_任務說明_.
[a] 從詩集介紹中擷取原文,自「寫給星期五早上不聽海的人檢視原始碼討論檢視歷史」起,到「人民的詩人」。1971年獲諾貝爾文學獎。」為止,包含結尾這幾個字。
[b] 將詩集介紹中以「巴勃羅·聶魯達,1904年」開頭的那一段改寫成條列,保留其主要事實。

_文件摘錄_.
##########
寫給星期五早上不聽海的人檢視原始碼討論檢視歷史
內容簡介
「寫給星期五早上不聽海的人:
無論被囚禁之人在哪兒,我都會帶着流浪的波濤出現。」
★聶魯達研究者馬克·埃斯納領銜編選,呈現諾貝爾文學獎詩人不同時期、不同風格的代表佳作
★中文正版首次收錄《狂歌集》《黑島紀事》《全權》《海與鍾》《冬日花園》中的名篇
★精美裝幀,燙金護封,送貝殼形書籤
巴勃羅·聶魯達是二十世紀所有語種中最偉大的詩人。他書寫事物都有偉大的詩篇,就好像彌達斯王,凡他觸摸的東西,都會變成詩歌。——加西亞·馬爾克斯
他的詩充滿力量,有一種與生命息息相關的、偉大的率直。他賦予愛以崇高和尊嚴。——莫言
毫無疑問,聶魯達的詩作將長久而持續地吸引未來的讀者們,就好像它現在吸引住了我們一樣。——馬里奧·巴爾加斯·略薩
作者簡介
巴勃羅·聶魯達,1904年出生於智利帕拉爾。19歲出版首部詩集,20歲享譽全國。著有《二十首情詩和一首絕望的歌》《大地上的居所》《漫歌》《元素頌》《疑問集》等數十部詩集,被譽為「人民的詩人」。1971年獲諾貝爾文學獎。
原文摘錄
我不能愛每棵 背負着小小秋天(上干樹葉的死亡)的樹木上 任何虛偽的死亡和沒有土地 沒有深淵的復活:我願在最廣闊的生命中 在最自由的河口裡游泳,當人類漸漸地排斥我, 當他們的腳步漸遠,關上大門,阻止我清泉般的雙手將它受傷的有名無實的軀體觸摸, 我便從一條街到另一條街, 從一條河到另一條河, 從一座城到另一座城, 從一張床到另一張床, 我咸澀的面具穿過沙漠, 在最後的簡陋的住房, 沒有火,沒有麵包,沒有岩石, 沒有寂靜,沒有燈光, 我獨自滾向死亡。 詩人的責任 寫給星期五早上 不聽海的人,寫給禁錮其中的人, 在家、辦公室、工廠或女人之間, 在街道、礦場或乾燥的囚室: 我來找他,沒有說話也沒有去看 來到囚室並打開牢門 在堅定中有模糊的無盡之聲, 漫長且破碎的雷聲滾滾而來 向着行星和泡沫的重量, 粗啞的河流自海洋湧現, 星體在它的玫瑰叢中迅速震顫 大海跳動,死去,延續。 因此,受命運的驅使 我應當在自己的意識中 不斷聆聽並留存海之嘆息, 應當感受硬水的衝擊 將其收藏於永恆的杯中 無論被囚禁之人在哪兒, 無論他在何處遭受秋日的懲罰 我都會帶着流浪的波濤出現,我都會從窗戶中穿過 他聽到我的聲響便會舉目 說道:我該怎樣抵達海洋? 而我會默不作聲地傳遞 海浪破碎的回聲, 被擊潰的泡沫與流沙, 海鹽後撤時的低語, 海鳥灰色的呼號。 就這樣,通過我,自由與大海 向晦暗的心給出了回應。
##########
_資料區塊_.
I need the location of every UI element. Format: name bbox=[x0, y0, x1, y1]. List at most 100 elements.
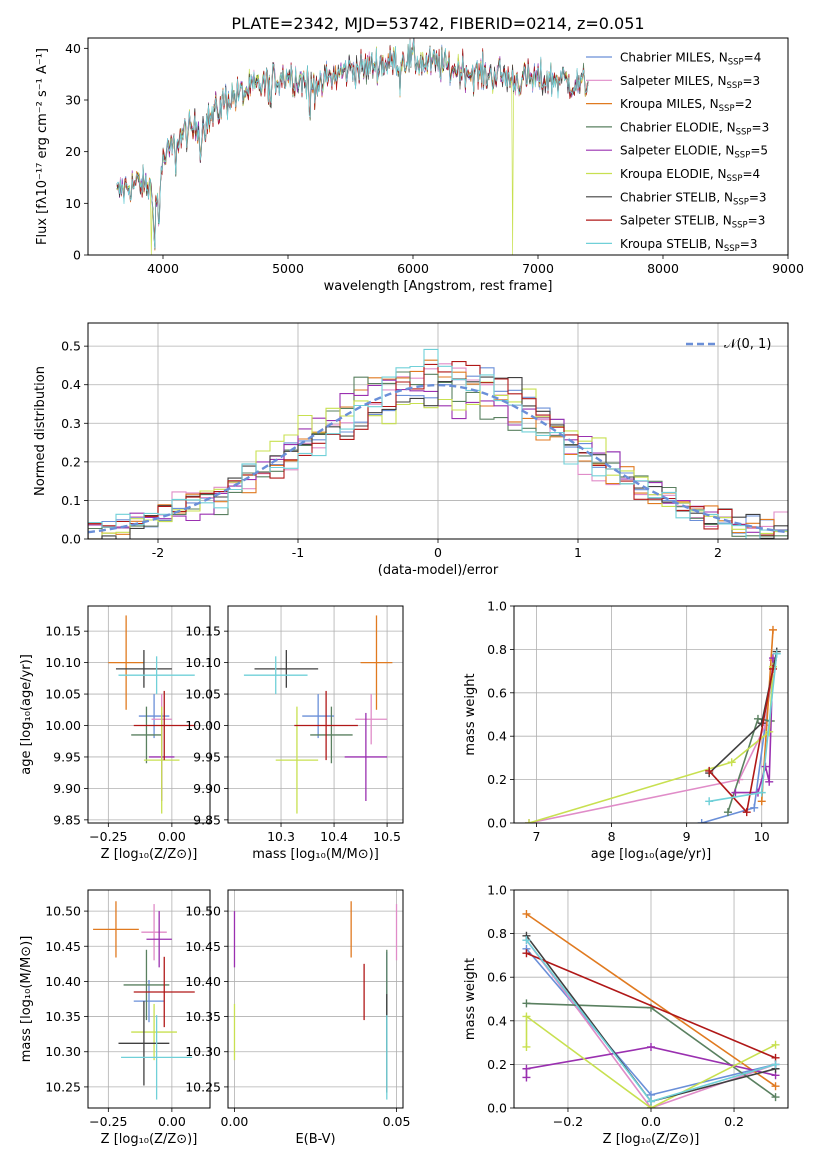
##########
_結果_.
[a]
寫給星期五早上不聽海的人檢視原始碼討論檢視歷史
內容簡介
「寫給星期五早上不聽海的人:
無論被囚禁之人在哪兒,我都會帶着流浪的波濤出現。」
★聶魯達研究者馬克·埃斯納領銜編選,呈現諾貝爾文學獎詩人不同時期、不同風格的代表佳作
★中文正版首次收錄《狂歌集》《黑島紀事》《全權》《海與鍾》《冬日花園》中的名篇
★精美裝幀,燙金護封,送貝殼形書籤
巴勃羅·聶魯達是二十世紀所有語種中最偉大的詩人。他書寫事物都有偉大的詩篇,就好像彌達斯王,凡他觸摸的東西,都會變成詩歌。——加西亞·馬爾克斯
他的詩充滿力量,有一種與生命息息相關的、偉大的率直。他賦予愛以崇高和尊嚴。——莫言
毫無疑問,聶魯達的詩作將長久而持續地吸引未來的讀者們,就好像它現在吸引住了我們一樣。——馬里奧·巴爾加斯·略薩
作者簡介
巴勃羅·聶魯達,1904年出生於智利帕拉爾。19歲出版首部詩集,20歲享譽全國。著有《二十首情詩和一首絕望的歌》《大地上的居所》《漫歌》《元素頌》《疑問集》等數十部詩集,被譽為「人民的詩人」。1971年獲諾貝爾文學獎。

[b]
- 1904年生於智利帕拉爾
- 19歲出版首部詩集,20歲享譽全國
- 著有《二十首情詩和一首絕望的歌》《大地上的居所》《漫歌》《元素頌》《疑問集》等數十部詩集
- 被譽為「人民的詩人」
- 1971年獲諾貝爾文學獎